** BEGIN STORED ROWS **

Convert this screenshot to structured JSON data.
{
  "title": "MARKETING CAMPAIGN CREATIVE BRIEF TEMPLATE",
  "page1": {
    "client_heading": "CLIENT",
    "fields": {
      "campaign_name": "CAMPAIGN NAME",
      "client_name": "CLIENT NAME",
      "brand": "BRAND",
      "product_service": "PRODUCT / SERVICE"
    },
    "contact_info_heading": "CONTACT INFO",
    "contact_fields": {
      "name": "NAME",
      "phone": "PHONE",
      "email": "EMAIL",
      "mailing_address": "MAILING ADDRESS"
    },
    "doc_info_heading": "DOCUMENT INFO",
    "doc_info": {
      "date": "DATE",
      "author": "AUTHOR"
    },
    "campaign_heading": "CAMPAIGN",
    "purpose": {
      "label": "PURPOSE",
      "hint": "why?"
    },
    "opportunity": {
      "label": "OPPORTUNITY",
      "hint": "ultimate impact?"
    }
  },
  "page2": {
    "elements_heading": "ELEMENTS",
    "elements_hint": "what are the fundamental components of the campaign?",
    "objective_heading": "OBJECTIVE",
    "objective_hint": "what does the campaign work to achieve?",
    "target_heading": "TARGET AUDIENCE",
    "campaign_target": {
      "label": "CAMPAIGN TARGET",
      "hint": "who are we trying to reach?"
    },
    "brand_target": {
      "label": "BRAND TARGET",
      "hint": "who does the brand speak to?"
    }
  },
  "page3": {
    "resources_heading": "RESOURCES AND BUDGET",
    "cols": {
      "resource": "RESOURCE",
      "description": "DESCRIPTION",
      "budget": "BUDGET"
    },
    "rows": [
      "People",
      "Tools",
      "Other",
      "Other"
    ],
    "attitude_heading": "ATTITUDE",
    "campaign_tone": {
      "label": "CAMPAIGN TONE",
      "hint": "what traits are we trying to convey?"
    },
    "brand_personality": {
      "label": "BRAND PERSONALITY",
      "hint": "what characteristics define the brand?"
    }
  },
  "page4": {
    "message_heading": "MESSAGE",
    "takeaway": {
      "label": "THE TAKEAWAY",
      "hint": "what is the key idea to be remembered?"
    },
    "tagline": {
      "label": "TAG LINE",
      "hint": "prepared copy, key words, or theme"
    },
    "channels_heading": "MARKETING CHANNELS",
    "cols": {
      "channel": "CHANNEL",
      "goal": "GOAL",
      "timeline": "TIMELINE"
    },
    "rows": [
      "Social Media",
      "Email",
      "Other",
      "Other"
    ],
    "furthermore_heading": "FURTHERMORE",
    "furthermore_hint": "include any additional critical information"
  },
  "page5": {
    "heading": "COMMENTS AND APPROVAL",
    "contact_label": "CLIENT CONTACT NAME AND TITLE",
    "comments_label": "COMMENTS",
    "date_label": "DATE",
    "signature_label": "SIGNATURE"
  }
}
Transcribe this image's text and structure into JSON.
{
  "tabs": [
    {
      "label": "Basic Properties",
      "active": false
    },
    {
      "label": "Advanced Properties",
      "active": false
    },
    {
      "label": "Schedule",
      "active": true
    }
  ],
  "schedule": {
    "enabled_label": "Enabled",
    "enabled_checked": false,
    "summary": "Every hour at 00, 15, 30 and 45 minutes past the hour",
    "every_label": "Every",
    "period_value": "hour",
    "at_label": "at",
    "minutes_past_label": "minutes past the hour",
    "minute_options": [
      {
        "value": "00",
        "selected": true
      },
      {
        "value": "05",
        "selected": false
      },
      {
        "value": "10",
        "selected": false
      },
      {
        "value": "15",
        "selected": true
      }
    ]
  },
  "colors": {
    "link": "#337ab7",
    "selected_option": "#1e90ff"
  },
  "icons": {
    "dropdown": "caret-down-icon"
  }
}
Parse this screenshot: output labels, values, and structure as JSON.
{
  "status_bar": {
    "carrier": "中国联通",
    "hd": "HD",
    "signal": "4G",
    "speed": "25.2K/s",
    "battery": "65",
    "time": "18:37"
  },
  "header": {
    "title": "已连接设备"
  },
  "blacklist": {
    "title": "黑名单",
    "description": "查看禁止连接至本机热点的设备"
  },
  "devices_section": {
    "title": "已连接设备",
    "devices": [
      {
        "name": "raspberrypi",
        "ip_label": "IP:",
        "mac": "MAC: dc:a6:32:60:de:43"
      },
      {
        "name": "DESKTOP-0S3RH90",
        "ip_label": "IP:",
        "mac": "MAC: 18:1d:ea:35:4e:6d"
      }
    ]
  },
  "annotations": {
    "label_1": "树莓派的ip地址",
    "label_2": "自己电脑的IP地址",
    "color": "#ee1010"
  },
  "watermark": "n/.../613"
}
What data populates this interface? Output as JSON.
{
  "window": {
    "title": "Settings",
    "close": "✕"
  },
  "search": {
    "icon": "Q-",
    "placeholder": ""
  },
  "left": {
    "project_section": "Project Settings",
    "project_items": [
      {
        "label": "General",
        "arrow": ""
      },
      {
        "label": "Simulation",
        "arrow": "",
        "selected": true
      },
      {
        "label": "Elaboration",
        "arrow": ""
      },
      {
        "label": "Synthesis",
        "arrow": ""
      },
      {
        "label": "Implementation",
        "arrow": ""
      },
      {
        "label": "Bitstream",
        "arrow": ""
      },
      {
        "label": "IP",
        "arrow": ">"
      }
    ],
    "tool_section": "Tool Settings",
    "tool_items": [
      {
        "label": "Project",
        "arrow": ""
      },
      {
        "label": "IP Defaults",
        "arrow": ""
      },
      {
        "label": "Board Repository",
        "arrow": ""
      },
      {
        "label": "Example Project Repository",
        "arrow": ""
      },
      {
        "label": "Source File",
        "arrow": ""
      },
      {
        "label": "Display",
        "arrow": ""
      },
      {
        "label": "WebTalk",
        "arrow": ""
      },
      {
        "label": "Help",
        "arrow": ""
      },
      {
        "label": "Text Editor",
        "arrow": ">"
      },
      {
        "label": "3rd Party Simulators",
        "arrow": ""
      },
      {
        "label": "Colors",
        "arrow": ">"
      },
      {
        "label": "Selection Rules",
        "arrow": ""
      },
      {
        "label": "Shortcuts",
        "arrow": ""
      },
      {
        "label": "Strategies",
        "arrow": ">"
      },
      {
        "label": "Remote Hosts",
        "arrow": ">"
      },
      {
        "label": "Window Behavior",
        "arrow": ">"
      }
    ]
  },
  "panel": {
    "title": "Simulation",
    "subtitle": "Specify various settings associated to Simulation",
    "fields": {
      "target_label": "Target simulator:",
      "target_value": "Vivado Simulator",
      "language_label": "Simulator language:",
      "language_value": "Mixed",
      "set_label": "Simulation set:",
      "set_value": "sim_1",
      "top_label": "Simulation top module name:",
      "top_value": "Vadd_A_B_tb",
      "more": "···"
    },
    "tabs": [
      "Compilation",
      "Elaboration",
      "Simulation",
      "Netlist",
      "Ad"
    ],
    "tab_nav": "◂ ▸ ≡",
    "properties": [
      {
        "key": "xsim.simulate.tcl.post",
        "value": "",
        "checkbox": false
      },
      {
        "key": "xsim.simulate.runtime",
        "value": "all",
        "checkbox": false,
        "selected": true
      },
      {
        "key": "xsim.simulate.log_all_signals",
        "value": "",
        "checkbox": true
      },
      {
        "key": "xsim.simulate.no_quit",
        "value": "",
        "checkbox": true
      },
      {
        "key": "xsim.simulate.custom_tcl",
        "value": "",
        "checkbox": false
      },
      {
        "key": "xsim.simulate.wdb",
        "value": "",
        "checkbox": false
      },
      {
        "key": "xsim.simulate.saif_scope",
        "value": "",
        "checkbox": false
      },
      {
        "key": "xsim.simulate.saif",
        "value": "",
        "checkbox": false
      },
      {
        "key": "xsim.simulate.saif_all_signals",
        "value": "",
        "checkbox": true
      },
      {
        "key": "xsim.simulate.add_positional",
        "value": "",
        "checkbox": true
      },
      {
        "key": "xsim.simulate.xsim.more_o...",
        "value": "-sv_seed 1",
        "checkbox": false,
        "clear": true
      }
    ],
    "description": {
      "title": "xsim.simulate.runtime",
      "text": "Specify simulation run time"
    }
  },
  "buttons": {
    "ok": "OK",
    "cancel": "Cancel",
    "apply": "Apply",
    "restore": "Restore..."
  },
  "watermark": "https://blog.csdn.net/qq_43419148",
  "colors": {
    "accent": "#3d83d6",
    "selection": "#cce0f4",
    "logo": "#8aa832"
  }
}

** END STORED ROWS **

EXERCISE REQUIREMENTS> State the count of lines with the word "hour" in them, and write nothing else.

ANSWER IN FULL> 3